- **The exercise**:
Count lines holding the word "JSON". Only the number is wanted.

▬▬▬

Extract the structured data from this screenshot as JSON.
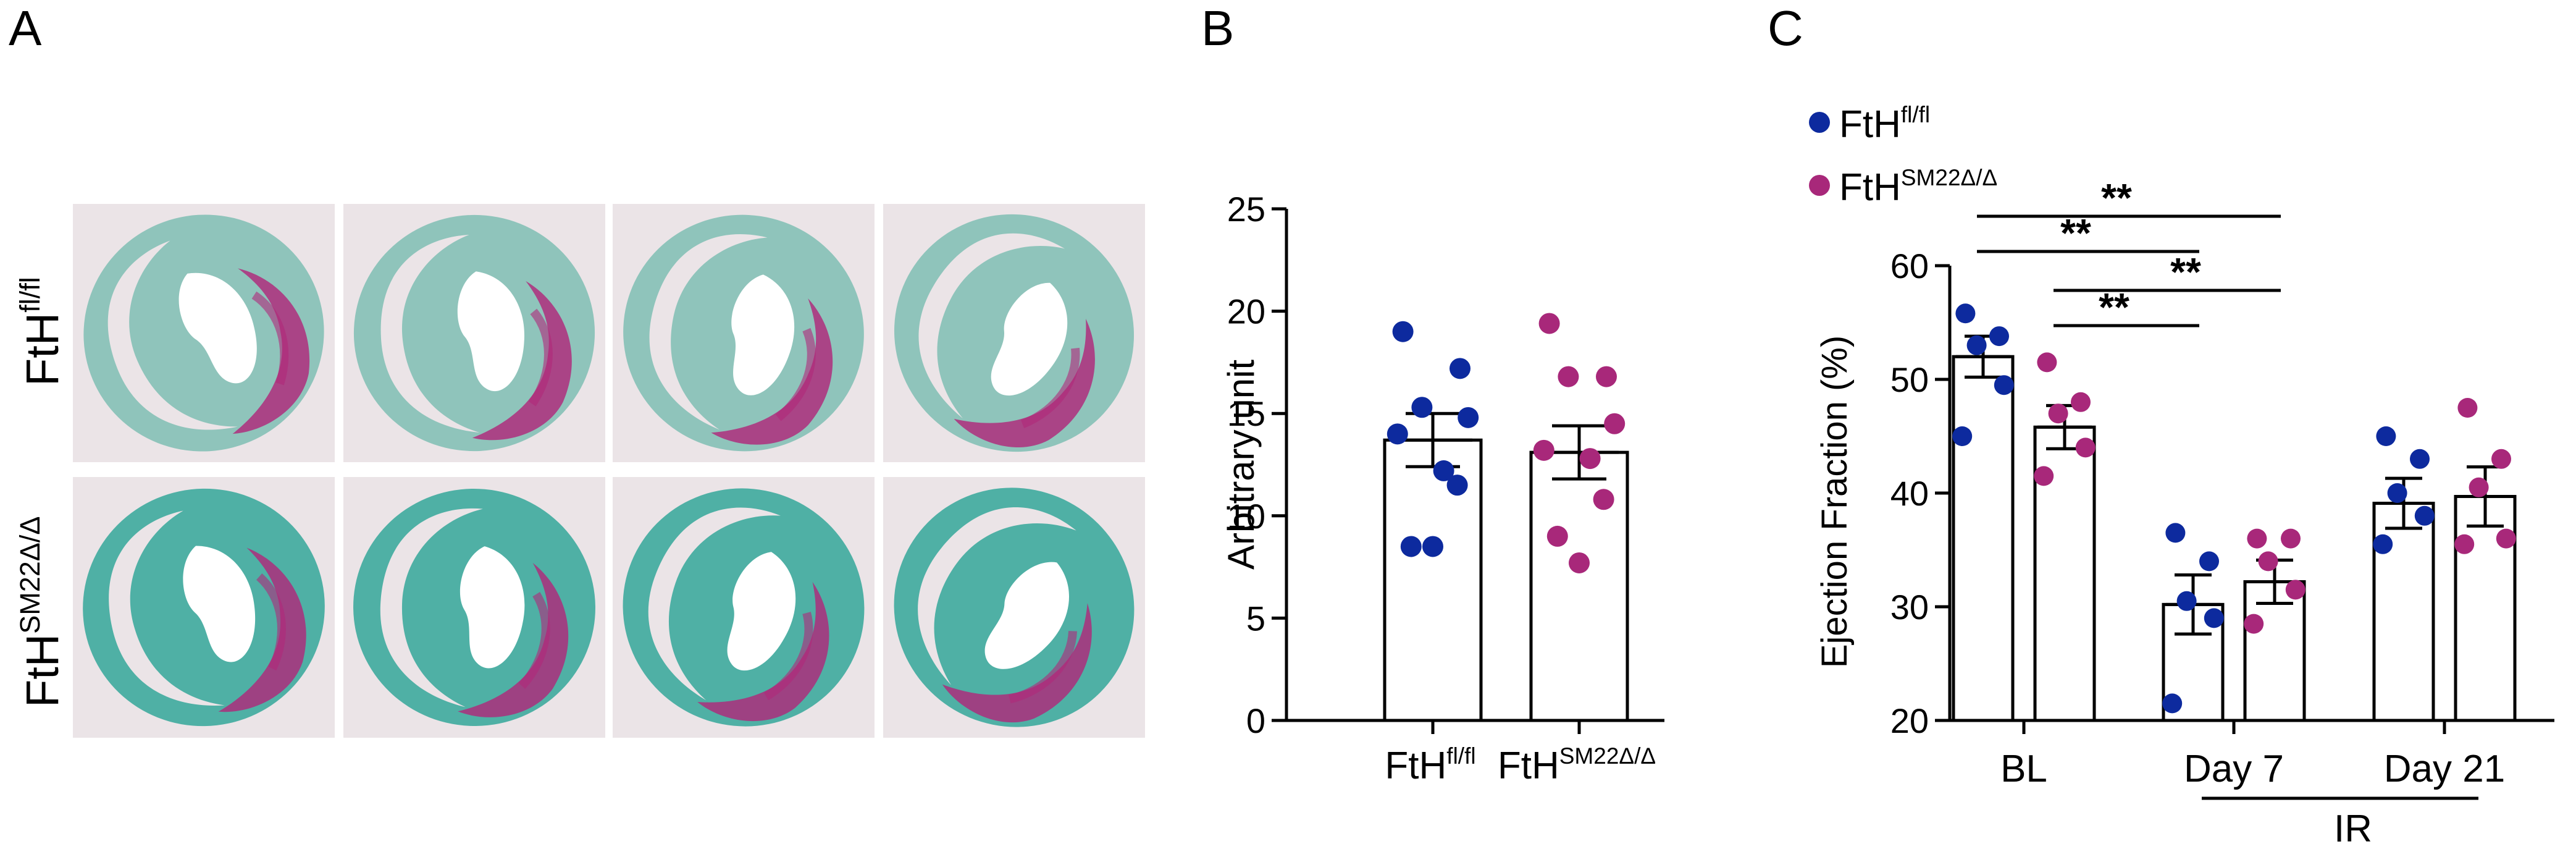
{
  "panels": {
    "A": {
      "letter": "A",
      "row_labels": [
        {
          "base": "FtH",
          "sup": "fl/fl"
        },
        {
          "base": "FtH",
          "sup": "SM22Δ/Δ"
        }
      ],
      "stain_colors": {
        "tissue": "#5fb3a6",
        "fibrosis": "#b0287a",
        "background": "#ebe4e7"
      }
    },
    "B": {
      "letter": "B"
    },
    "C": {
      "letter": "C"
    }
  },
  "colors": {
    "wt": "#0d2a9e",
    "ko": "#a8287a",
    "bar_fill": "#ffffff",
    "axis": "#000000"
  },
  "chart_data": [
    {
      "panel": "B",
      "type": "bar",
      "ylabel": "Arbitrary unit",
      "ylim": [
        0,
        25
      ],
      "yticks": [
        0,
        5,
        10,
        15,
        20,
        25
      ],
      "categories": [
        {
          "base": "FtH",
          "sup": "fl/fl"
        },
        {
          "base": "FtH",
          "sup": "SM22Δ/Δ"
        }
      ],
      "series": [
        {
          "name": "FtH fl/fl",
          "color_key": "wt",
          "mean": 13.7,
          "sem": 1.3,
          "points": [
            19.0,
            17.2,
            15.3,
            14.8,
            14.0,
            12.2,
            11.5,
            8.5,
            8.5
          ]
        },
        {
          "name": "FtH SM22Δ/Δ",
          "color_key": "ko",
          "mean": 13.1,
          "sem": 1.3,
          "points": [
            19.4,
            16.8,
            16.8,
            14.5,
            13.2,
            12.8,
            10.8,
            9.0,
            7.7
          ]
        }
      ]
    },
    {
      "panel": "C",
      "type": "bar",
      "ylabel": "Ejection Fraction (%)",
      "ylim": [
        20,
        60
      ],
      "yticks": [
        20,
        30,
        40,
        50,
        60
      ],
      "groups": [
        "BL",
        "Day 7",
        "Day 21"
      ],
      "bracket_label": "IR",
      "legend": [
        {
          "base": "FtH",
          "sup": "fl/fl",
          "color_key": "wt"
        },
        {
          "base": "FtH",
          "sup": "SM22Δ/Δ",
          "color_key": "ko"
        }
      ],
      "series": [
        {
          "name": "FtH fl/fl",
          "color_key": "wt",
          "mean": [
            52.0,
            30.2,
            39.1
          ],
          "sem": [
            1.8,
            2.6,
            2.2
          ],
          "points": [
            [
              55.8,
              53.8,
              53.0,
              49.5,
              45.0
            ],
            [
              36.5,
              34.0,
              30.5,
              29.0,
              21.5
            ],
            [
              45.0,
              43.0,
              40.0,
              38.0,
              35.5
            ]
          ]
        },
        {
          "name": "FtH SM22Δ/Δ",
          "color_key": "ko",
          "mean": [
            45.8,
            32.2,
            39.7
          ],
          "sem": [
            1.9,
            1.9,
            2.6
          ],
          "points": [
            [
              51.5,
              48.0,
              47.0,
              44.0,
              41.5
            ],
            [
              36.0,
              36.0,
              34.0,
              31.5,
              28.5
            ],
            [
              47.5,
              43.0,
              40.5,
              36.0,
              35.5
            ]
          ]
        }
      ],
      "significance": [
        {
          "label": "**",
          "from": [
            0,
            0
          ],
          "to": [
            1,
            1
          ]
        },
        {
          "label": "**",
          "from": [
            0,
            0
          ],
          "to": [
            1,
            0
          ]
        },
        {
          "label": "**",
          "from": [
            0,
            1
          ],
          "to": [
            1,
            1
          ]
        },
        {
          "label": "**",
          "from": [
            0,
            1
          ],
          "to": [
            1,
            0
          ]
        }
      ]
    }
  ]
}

▬▬▬

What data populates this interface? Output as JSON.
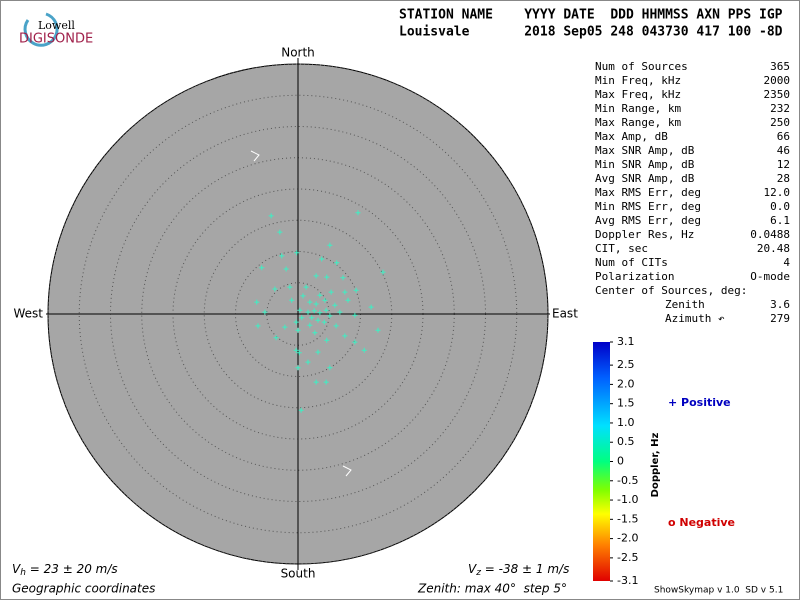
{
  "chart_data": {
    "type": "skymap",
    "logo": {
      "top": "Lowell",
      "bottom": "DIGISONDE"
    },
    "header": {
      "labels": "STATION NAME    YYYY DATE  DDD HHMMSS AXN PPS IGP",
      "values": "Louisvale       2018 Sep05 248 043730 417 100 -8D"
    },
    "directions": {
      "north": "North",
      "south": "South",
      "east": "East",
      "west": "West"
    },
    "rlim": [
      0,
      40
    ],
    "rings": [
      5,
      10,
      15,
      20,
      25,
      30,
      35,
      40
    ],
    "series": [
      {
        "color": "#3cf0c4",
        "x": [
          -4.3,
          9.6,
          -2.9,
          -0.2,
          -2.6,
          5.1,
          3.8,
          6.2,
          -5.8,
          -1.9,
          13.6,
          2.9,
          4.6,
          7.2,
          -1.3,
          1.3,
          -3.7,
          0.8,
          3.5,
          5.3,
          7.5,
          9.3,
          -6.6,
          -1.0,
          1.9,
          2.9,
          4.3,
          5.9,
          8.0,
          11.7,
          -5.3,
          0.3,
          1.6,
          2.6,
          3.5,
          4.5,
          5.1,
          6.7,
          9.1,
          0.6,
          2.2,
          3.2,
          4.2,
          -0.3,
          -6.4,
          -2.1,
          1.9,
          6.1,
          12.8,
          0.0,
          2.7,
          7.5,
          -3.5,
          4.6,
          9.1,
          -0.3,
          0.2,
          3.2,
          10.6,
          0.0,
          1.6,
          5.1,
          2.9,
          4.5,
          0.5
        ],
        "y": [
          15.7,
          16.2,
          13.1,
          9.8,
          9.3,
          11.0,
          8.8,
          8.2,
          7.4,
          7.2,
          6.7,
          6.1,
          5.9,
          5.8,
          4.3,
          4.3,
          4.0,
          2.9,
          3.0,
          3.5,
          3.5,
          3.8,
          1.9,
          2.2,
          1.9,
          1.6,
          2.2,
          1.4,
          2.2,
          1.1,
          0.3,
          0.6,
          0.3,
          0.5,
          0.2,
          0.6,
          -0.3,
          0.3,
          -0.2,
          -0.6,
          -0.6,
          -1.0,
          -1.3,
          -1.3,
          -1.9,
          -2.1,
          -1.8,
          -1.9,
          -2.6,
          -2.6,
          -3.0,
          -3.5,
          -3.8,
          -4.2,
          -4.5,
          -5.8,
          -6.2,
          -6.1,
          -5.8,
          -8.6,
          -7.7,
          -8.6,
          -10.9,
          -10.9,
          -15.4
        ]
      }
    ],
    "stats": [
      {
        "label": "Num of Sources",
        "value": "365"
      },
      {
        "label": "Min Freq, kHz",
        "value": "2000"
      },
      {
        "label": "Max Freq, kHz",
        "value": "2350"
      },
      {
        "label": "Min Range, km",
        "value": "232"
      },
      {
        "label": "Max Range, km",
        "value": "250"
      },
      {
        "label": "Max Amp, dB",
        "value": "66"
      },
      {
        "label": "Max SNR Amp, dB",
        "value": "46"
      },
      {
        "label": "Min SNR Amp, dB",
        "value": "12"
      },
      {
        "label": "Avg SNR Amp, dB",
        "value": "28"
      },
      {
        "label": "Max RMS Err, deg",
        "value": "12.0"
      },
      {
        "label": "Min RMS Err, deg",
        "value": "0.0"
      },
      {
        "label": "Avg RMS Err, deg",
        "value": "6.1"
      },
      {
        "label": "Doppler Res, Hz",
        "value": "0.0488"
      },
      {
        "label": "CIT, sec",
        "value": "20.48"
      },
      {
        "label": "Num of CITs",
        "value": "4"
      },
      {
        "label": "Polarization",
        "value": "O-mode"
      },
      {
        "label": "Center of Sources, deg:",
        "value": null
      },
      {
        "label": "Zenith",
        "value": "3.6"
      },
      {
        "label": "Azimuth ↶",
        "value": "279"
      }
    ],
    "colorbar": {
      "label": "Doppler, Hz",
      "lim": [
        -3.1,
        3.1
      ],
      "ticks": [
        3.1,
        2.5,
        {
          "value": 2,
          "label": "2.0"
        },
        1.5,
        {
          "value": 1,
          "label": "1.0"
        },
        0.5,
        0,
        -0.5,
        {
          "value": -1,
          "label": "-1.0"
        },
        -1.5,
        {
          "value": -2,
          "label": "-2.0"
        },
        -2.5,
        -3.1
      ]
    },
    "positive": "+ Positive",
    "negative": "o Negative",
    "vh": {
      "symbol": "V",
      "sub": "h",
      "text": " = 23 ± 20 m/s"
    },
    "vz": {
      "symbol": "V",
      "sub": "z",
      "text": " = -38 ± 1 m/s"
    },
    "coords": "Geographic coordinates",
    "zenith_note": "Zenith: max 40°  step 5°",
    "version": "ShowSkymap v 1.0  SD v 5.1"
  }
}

▬▬▬

- **Solution**:
2